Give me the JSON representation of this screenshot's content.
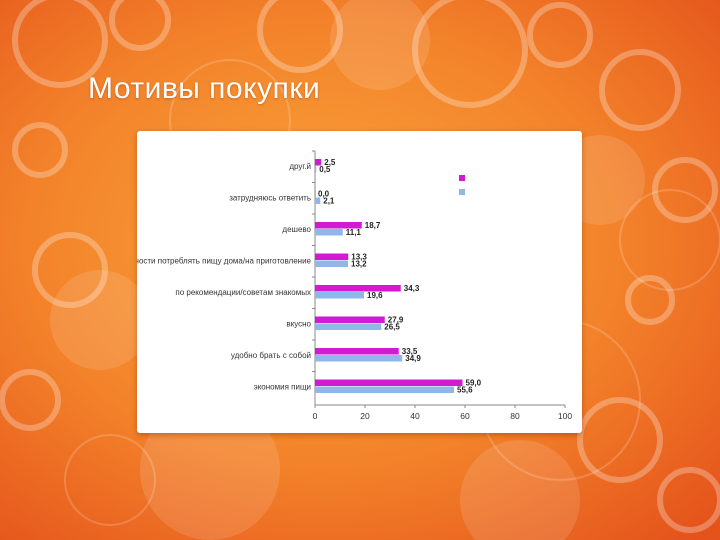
{
  "slide": {
    "title": "Мотивы покупки"
  },
  "colors": {
    "series_1": "#d31ad3",
    "series_2": "#8fb7ea",
    "background": "#ee6d1d"
  },
  "chart_data": {
    "type": "bar",
    "orientation": "horizontal",
    "categories": [
      "друг.й",
      "затрудняюсь ответить",
      "дешево",
      "нет возможности потреблять пищу дома/на приготовление",
      "по рекомендации/советам знакомых",
      "вкусно",
      "удобно брать с собой",
      "экономия пищи"
    ],
    "series": [
      {
        "name": "",
        "values": [
          2.5,
          0.0,
          18.7,
          13.3,
          34.3,
          27.9,
          33.5,
          59.0
        ]
      },
      {
        "name": "",
        "values": [
          0.5,
          2.1,
          11.1,
          13.2,
          19.6,
          26.5,
          34.9,
          55.6
        ]
      }
    ],
    "value_labels": [
      [
        "2,5",
        "0,0",
        "18,7",
        "13,3",
        "34,3",
        "27,9",
        "33,5",
        "59,0"
      ],
      [
        "0,5",
        "2,1",
        "11,1",
        "13,2",
        "19,6",
        "26,5",
        "34,9",
        "55,6"
      ]
    ],
    "x_ticks": [
      "0",
      "20",
      "40",
      "60",
      "80",
      "100"
    ],
    "xlim": [
      0,
      100
    ],
    "legend_position": "top-right",
    "grid": false
  }
}
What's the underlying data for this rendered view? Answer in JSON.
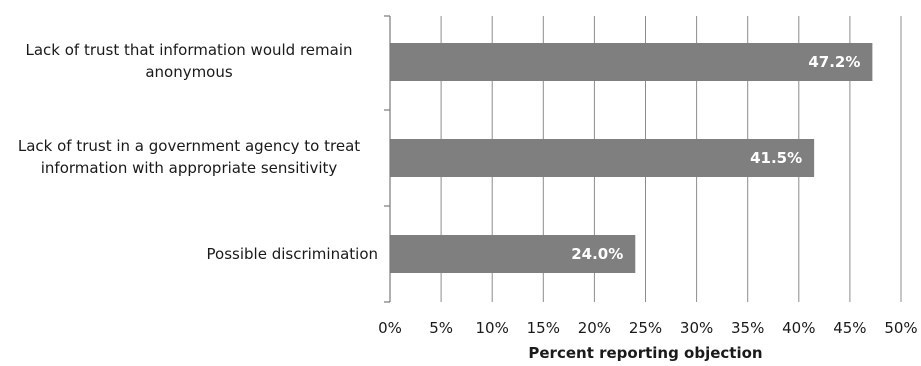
{
  "chart_data": {
    "type": "bar",
    "orientation": "horizontal",
    "categories": [
      "Lack of trust that information would remain anonymous",
      "Lack of trust in a government agency to treat information with appropriate sensitivity",
      "Possible discrimination"
    ],
    "values": [
      47.2,
      41.5,
      24.0
    ],
    "data_labels": [
      "47.2%",
      "41.5%",
      "24.0%"
    ],
    "xlabel": "Percent reporting objection",
    "xlim": [
      0,
      50
    ],
    "x_ticks": [
      "0%",
      "5%",
      "10%",
      "15%",
      "20%",
      "25%",
      "30%",
      "35%",
      "40%",
      "45%",
      "50%"
    ],
    "grid": true,
    "legend": "none",
    "bar_color": "#7f7f7f",
    "grid_color": "#8c8c8c"
  }
}
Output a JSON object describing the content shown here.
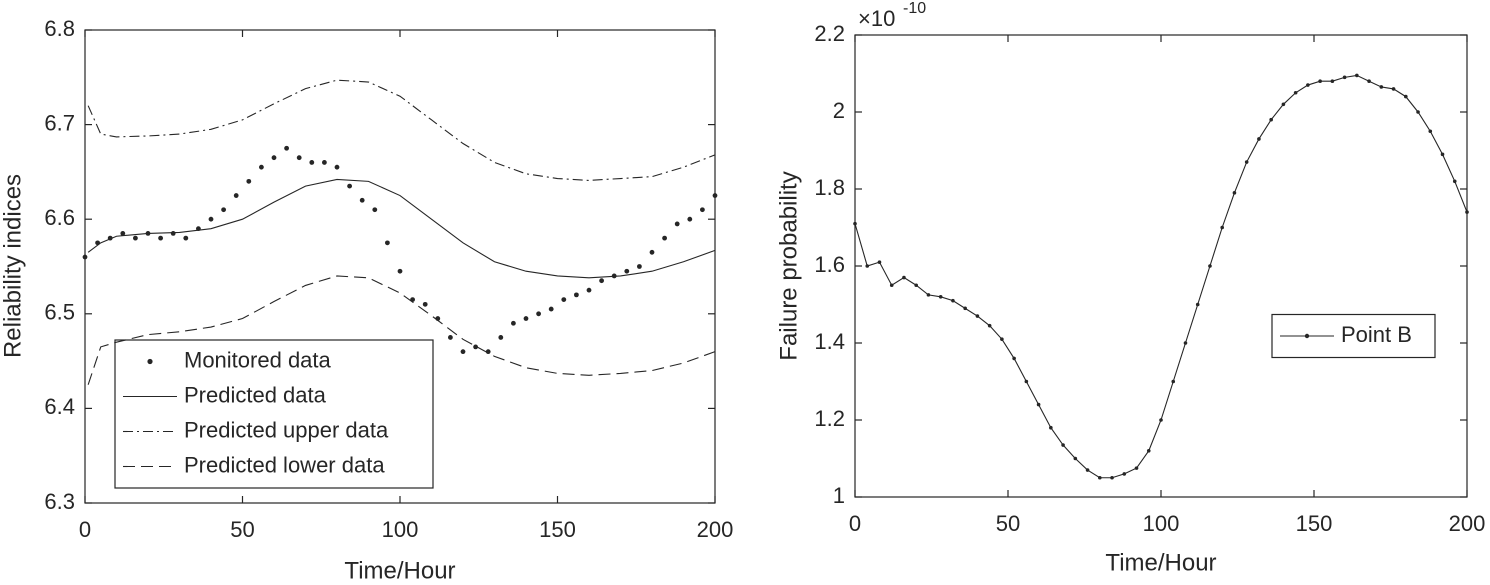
{
  "chart_data": [
    {
      "type": "line",
      "ylabel": "Reliability indices",
      "xlabel": "Time/Hour",
      "xlim": [
        0,
        200
      ],
      "xticks": [
        0,
        50,
        100,
        150,
        200
      ],
      "ylim": [
        6.3,
        6.8
      ],
      "yticks": [
        6.3,
        6.4,
        6.5,
        6.6,
        6.7,
        6.8
      ],
      "legend": "southwest",
      "series": [
        {
          "name": "Monitored data",
          "color": "#262626",
          "style": "markers",
          "x": [
            0,
            4,
            8,
            12,
            16,
            20,
            24,
            28,
            32,
            36,
            40,
            44,
            48,
            52,
            56,
            60,
            64,
            68,
            72,
            76,
            80,
            84,
            88,
            92,
            96,
            100,
            104,
            108,
            112,
            116,
            120,
            124,
            128,
            132,
            136,
            140,
            144,
            148,
            152,
            156,
            160,
            164,
            168,
            172,
            176,
            180,
            184,
            188,
            192,
            196,
            200
          ],
          "values": [
            6.56,
            6.575,
            6.58,
            6.585,
            6.58,
            6.585,
            6.58,
            6.585,
            6.58,
            6.59,
            6.6,
            6.61,
            6.625,
            6.64,
            6.655,
            6.665,
            6.675,
            6.665,
            6.66,
            6.66,
            6.655,
            6.635,
            6.62,
            6.61,
            6.575,
            6.545,
            6.515,
            6.51,
            6.495,
            6.475,
            6.46,
            6.465,
            6.46,
            6.475,
            6.49,
            6.495,
            6.5,
            6.505,
            6.515,
            6.52,
            6.525,
            6.535,
            6.54,
            6.545,
            6.55,
            6.565,
            6.58,
            6.595,
            6.6,
            6.61,
            6.625
          ]
        },
        {
          "name": "Predicted data",
          "color": "#262626",
          "style": "solid",
          "x": [
            1,
            5,
            10,
            20,
            30,
            40,
            50,
            60,
            70,
            80,
            90,
            100,
            110,
            120,
            130,
            140,
            150,
            160,
            170,
            180,
            190,
            200
          ],
          "values": [
            6.565,
            6.575,
            6.582,
            6.585,
            6.586,
            6.59,
            6.6,
            6.618,
            6.635,
            6.642,
            6.64,
            6.625,
            6.6,
            6.575,
            6.555,
            6.545,
            6.54,
            6.538,
            6.54,
            6.545,
            6.555,
            6.567
          ]
        },
        {
          "name": "Predicted upper data",
          "color": "#262626",
          "style": "dashdot",
          "x": [
            1,
            5,
            10,
            20,
            30,
            40,
            50,
            60,
            70,
            80,
            90,
            100,
            110,
            120,
            130,
            140,
            150,
            160,
            170,
            180,
            190,
            200
          ],
          "values": [
            6.72,
            6.69,
            6.687,
            6.688,
            6.69,
            6.695,
            6.705,
            6.722,
            6.738,
            6.747,
            6.745,
            6.73,
            6.705,
            6.68,
            6.66,
            6.648,
            6.643,
            6.641,
            6.643,
            6.645,
            6.655,
            6.668
          ]
        },
        {
          "name": "Predicted lower data",
          "color": "#262626",
          "style": "dashed",
          "x": [
            1,
            5,
            10,
            20,
            30,
            40,
            50,
            60,
            70,
            80,
            90,
            100,
            110,
            120,
            130,
            140,
            150,
            160,
            170,
            180,
            190,
            200
          ],
          "values": [
            6.425,
            6.465,
            6.47,
            6.478,
            6.481,
            6.486,
            6.495,
            6.513,
            6.53,
            6.54,
            6.538,
            6.522,
            6.498,
            6.473,
            6.455,
            6.443,
            6.437,
            6.435,
            6.437,
            6.44,
            6.448,
            6.46
          ]
        }
      ]
    },
    {
      "type": "line",
      "ylabel": "Failure probability",
      "xlabel": "Time/Hour",
      "exponent_base": "×10",
      "exponent": "-10",
      "xlim": [
        0,
        200
      ],
      "xticks": [
        0,
        50,
        100,
        150,
        200
      ],
      "ylim": [
        1,
        2.2
      ],
      "yticks": [
        1,
        1.2,
        1.4,
        1.6,
        1.8,
        2,
        2.2
      ],
      "legend": "east",
      "series": [
        {
          "name": "Point B",
          "color": "#262626",
          "style": "solid-markers",
          "x": [
            0,
            4,
            8,
            12,
            16,
            20,
            24,
            28,
            32,
            36,
            40,
            44,
            48,
            52,
            56,
            60,
            64,
            68,
            72,
            76,
            80,
            84,
            88,
            92,
            96,
            100,
            104,
            108,
            112,
            116,
            120,
            124,
            128,
            132,
            136,
            140,
            144,
            148,
            152,
            156,
            160,
            164,
            168,
            172,
            176,
            180,
            184,
            188,
            192,
            196,
            200
          ],
          "values": [
            1.71,
            1.6,
            1.61,
            1.55,
            1.57,
            1.55,
            1.525,
            1.52,
            1.51,
            1.49,
            1.47,
            1.445,
            1.41,
            1.36,
            1.3,
            1.24,
            1.18,
            1.135,
            1.1,
            1.07,
            1.05,
            1.05,
            1.06,
            1.075,
            1.12,
            1.2,
            1.3,
            1.4,
            1.5,
            1.6,
            1.7,
            1.79,
            1.87,
            1.93,
            1.98,
            2.02,
            2.05,
            2.07,
            2.08,
            2.08,
            2.09,
            2.095,
            2.08,
            2.065,
            2.06,
            2.04,
            2.0,
            1.95,
            1.89,
            1.82,
            1.74
          ]
        }
      ]
    }
  ]
}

▬▬▬▬▬▬

> WHAT TO DO
Will you set down the records word for word while leaving out every picture?

> SOLVED PROBLEM
Give me the JSON representation of this screenshot's content.
{
  "slide": {
    "title": "Мотивы покупки"
  },
  "colors": {
    "series_1": "#d31ad3",
    "series_2": "#8fb7ea",
    "background": "#ee6d1d"
  },
  "chart_data": {
    "type": "bar",
    "orientation": "horizontal",
    "categories": [
      "друг.й",
      "затрудняюсь ответить",
      "дешево",
      "нет возможности потреблять пищу дома/на приготовление",
      "по рекомендации/советам знакомых",
      "вкусно",
      "удобно брать с собой",
      "экономия пищи"
    ],
    "series": [
      {
        "name": "",
        "values": [
          2.5,
          0.0,
          18.7,
          13.3,
          34.3,
          27.9,
          33.5,
          59.0
        ]
      },
      {
        "name": "",
        "values": [
          0.5,
          2.1,
          11.1,
          13.2,
          19.6,
          26.5,
          34.9,
          55.6
        ]
      }
    ],
    "value_labels": [
      [
        "2,5",
        "0,0",
        "18,7",
        "13,3",
        "34,3",
        "27,9",
        "33,5",
        "59,0"
      ],
      [
        "0,5",
        "2,1",
        "11,1",
        "13,2",
        "19,6",
        "26,5",
        "34,9",
        "55,6"
      ]
    ],
    "x_ticks": [
      "0",
      "20",
      "40",
      "60",
      "80",
      "100"
    ],
    "xlim": [
      0,
      100
    ],
    "legend_position": "top-right",
    "grid": false
  }
}
What's the underlying data for this rendered view? Answer in JSON.
{
  "chart_data": {
    "type": "bar",
    "orientation": "horizontal",
    "categories": [
      "Lack of trust that information would remain anonymous",
      "Lack of trust in a government agency to treat information with appropriate sensitivity",
      "Possible discrimination"
    ],
    "values": [
      47.2,
      41.5,
      24.0
    ],
    "data_labels": [
      "47.2%",
      "41.5%",
      "24.0%"
    ],
    "xlabel": "Percent reporting objection",
    "xlim": [
      0,
      50
    ],
    "x_ticks": [
      "0%",
      "5%",
      "10%",
      "15%",
      "20%",
      "25%",
      "30%",
      "35%",
      "40%",
      "45%",
      "50%"
    ],
    "grid": true,
    "legend": "none",
    "bar_color": "#7f7f7f",
    "grid_color": "#8c8c8c"
  }
}
Output a JSON object describing the content shown here.
{
  "chart_data": [
    {
      "type": "line",
      "ylabel": "Reliability indices",
      "xlabel": "Time/Hour",
      "xlim": [
        0,
        200
      ],
      "xticks": [
        0,
        50,
        100,
        150,
        200
      ],
      "ylim": [
        6.3,
        6.8
      ],
      "yticks": [
        6.3,
        6.4,
        6.5,
        6.6,
        6.7,
        6.8
      ],
      "legend": "southwest",
      "series": [
        {
          "name": "Monitored data",
          "color": "#262626",
          "style": "markers",
          "x": [
            0,
            4,
            8,
            12,
            16,
            20,
            24,
            28,
            32,
            36,
            40,
            44,
            48,
            52,
            56,
            60,
            64,
            68,
            72,
            76,
            80,
            84,
            88,
            92,
            96,
            100,
            104,
            108,
            112,
            116,
            120,
            124,
            128,
            132,
            136,
            140,
            144,
            148,
            152,
            156,
            160,
            164,
            168,
            172,
            176,
            180,
            184,
            188,
            192,
            196,
            200
          ],
          "values": [
            6.56,
            6.575,
            6.58,
            6.585,
            6.58,
            6.585,
            6.58,
            6.585,
            6.58,
            6.59,
            6.6,
            6.61,
            6.625,
            6.64,
            6.655,
            6.665,
            6.675,
            6.665,
            6.66,
            6.66,
            6.655,
            6.635,
            6.62,
            6.61,
            6.575,
            6.545,
            6.515,
            6.51,
            6.495,
            6.475,
            6.46,
            6.465,
            6.46,
            6.475,
            6.49,
            6.495,
            6.5,
            6.505,
            6.515,
            6.52,
            6.525,
            6.535,
            6.54,
            6.545,
            6.55,
            6.565,
            6.58,
            6.595,
            6.6,
            6.61,
            6.625
          ]
        },
        {
          "name": "Predicted data",
          "color": "#262626",
          "style": "solid",
          "x": [
            1,
            5,
            10,
            20,
            30,
            40,
            50,
            60,
            70,
            80,
            90,
            100,
            110,
            120,
            130,
            140,
            150,
            160,
            170,
            180,
            190,
            200
          ],
          "values": [
            6.565,
            6.575,
            6.582,
            6.585,
            6.586,
            6.59,
            6.6,
            6.618,
            6.635,
            6.642,
            6.64,
            6.625,
            6.6,
            6.575,
            6.555,
            6.545,
            6.54,
            6.538,
            6.54,
            6.545,
            6.555,
            6.567
          ]
        },
        {
          "name": "Predicted upper data",
          "color": "#262626",
          "style": "dashdot",
          "x": [
            1,
            5,
            10,
            20,
            30,
            40,
            50,
            60,
            70,
            80,
            90,
            100,
            110,
            120,
            130,
            140,
            150,
            160,
            170,
            180,
            190,
            200
          ],
          "values": [
            6.72,
            6.69,
            6.687,
            6.688,
            6.69,
            6.695,
            6.705,
            6.722,
            6.738,
            6.747,
            6.745,
            6.73,
            6.705,
            6.68,
            6.66,
            6.648,
            6.643,
            6.641,
            6.643,
            6.645,
            6.655,
            6.668
          ]
        },
        {
          "name": "Predicted lower data",
          "color": "#262626",
          "style": "dashed",
          "x": [
            1,
            5,
            10,
            20,
            30,
            40,
            50,
            60,
            70,
            80,
            90,
            100,
            110,
            120,
            130,
            140,
            150,
            160,
            170,
            180,
            190,
            200
          ],
          "values": [
            6.425,
            6.465,
            6.47,
            6.478,
            6.481,
            6.486,
            6.495,
            6.513,
            6.53,
            6.54,
            6.538,
            6.522,
            6.498,
            6.473,
            6.455,
            6.443,
            6.437,
            6.435,
            6.437,
            6.44,
            6.448,
            6.46
          ]
        }
      ]
    },
    {
      "type": "line",
      "ylabel": "Failure probability",
      "xlabel": "Time/Hour",
      "exponent_base": "×10",
      "exponent": "-10",
      "xlim": [
        0,
        200
      ],
      "xticks": [
        0,
        50,
        100,
        150,
        200
      ],
      "ylim": [
        1,
        2.2
      ],
      "yticks": [
        1,
        1.2,
        1.4,
        1.6,
        1.8,
        2,
        2.2
      ],
      "legend": "east",
      "series": [
        {
          "name": "Point B",
          "color": "#262626",
          "style": "solid-markers",
          "x": [
            0,
            4,
            8,
            12,
            16,
            20,
            24,
            28,
            32,
            36,
            40,
            44,
            48,
            52,
            56,
            60,
            64,
            68,
            72,
            76,
            80,
            84,
            88,
            92,
            96,
            100,
            104,
            108,
            112,
            116,
            120,
            124,
            128,
            132,
            136,
            140,
            144,
            148,
            152,
            156,
            160,
            164,
            168,
            172,
            176,
            180,
            184,
            188,
            192,
            196,
            200
          ],
          "values": [
            1.71,
            1.6,
            1.61,
            1.55,
            1.57,
            1.55,
            1.525,
            1.52,
            1.51,
            1.49,
            1.47,
            1.445,
            1.41,
            1.36,
            1.3,
            1.24,
            1.18,
            1.135,
            1.1,
            1.07,
            1.05,
            1.05,
            1.06,
            1.075,
            1.12,
            1.2,
            1.3,
            1.4,
            1.5,
            1.6,
            1.7,
            1.79,
            1.87,
            1.93,
            1.98,
            2.02,
            2.05,
            2.07,
            2.08,
            2.08,
            2.09,
            2.095,
            2.08,
            2.065,
            2.06,
            2.04,
            2.0,
            1.95,
            1.89,
            1.82,
            1.74
          ]
        }
      ]
    }
  ]
}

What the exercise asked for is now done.